Which lines in the listing below contain the string "link"? Show each of them in full, matching case exactly.

Supplied material:
▬▬▬▬▬▬

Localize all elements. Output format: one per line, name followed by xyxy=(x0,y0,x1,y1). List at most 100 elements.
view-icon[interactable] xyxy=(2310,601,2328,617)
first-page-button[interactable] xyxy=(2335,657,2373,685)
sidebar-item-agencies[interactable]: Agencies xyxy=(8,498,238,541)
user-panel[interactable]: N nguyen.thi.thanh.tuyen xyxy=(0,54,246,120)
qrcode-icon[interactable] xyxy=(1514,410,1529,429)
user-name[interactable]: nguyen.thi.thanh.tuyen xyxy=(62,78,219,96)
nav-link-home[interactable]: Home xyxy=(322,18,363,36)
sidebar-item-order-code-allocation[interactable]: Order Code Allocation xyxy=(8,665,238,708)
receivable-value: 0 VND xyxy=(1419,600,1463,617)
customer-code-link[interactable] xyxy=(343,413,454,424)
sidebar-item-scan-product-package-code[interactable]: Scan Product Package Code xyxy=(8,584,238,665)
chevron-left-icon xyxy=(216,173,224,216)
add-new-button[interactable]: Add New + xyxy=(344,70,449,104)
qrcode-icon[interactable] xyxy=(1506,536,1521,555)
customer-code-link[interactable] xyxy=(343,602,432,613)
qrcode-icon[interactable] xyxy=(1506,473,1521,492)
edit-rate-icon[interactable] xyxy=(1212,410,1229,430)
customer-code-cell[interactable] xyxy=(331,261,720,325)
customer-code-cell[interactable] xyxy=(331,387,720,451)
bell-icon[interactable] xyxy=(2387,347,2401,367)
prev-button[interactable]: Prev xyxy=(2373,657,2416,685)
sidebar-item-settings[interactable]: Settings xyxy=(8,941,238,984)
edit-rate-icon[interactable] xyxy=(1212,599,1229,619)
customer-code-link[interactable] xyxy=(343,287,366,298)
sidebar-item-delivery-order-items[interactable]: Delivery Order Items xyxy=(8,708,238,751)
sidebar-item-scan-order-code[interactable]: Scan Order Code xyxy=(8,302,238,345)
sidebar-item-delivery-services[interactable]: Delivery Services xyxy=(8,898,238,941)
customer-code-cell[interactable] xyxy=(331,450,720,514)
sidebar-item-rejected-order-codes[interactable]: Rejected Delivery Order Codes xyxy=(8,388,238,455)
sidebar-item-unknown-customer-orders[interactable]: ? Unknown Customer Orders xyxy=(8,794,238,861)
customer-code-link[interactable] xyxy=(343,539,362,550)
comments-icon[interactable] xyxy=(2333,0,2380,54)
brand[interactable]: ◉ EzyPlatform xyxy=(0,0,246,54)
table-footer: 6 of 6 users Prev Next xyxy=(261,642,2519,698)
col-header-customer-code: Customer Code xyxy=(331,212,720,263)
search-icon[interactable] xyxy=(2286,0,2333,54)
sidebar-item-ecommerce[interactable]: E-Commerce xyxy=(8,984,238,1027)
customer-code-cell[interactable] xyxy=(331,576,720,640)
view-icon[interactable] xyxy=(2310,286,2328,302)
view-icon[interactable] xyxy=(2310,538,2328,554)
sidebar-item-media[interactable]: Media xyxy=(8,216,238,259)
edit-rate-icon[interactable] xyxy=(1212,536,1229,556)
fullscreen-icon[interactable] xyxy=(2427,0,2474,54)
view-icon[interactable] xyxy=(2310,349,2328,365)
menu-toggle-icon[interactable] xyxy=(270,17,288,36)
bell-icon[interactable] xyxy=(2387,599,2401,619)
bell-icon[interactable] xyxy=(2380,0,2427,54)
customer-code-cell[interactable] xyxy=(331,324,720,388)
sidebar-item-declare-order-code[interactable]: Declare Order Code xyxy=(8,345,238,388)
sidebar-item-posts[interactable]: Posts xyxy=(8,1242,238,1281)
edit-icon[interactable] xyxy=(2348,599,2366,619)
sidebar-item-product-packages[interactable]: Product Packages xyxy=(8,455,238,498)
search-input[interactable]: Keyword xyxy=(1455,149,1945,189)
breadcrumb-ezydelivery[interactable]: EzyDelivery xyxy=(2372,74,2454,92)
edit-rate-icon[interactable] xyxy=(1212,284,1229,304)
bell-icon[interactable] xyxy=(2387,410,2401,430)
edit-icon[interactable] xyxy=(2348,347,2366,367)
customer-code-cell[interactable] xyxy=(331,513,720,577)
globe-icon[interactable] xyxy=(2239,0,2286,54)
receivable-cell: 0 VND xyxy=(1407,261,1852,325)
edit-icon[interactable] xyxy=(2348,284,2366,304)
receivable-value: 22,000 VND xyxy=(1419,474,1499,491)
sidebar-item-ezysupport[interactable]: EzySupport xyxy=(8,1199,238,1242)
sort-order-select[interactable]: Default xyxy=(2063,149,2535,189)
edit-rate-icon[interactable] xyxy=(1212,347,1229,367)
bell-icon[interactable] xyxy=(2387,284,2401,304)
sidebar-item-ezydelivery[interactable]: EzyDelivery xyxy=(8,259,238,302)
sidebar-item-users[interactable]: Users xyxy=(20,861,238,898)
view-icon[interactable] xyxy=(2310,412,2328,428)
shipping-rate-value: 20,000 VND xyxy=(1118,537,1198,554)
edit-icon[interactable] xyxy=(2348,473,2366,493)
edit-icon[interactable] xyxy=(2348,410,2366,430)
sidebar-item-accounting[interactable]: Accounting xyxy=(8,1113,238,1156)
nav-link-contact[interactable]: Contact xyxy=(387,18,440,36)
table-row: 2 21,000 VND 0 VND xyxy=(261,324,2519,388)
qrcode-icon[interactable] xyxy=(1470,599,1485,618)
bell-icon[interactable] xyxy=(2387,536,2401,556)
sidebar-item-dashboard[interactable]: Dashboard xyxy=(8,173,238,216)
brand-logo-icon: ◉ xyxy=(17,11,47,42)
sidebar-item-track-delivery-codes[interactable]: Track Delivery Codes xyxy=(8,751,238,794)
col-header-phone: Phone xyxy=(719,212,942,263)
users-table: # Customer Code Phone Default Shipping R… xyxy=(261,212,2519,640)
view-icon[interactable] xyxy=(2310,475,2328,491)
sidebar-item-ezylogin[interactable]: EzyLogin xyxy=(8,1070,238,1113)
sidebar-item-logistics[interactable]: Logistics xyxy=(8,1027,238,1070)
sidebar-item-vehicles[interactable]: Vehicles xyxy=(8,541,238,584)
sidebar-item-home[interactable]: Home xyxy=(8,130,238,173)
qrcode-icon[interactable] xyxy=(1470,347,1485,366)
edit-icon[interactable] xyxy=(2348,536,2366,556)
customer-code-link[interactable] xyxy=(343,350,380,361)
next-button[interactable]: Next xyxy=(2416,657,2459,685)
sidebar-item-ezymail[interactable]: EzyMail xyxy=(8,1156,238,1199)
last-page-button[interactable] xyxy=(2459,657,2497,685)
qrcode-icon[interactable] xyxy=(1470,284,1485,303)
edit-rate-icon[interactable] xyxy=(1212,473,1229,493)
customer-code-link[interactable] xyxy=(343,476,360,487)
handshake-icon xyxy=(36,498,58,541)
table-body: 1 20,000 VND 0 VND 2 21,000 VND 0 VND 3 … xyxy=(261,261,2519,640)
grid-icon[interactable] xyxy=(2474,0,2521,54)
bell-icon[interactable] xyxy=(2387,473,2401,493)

▬▬▬▬▬▬

Correct result:
nav-link-home[interactable]: Home xyxy=(322,18,363,36)
customer-code-link[interactable] xyxy=(343,413,454,424)
customer-code-link[interactable] xyxy=(343,602,432,613)
customer-code-link[interactable] xyxy=(343,287,366,298)
customer-code-link[interactable] xyxy=(343,539,362,550)
nav-link-contact[interactable]: Contact xyxy=(387,18,440,36)
customer-code-link[interactable] xyxy=(343,350,380,361)
customer-code-link[interactable] xyxy=(343,476,360,487)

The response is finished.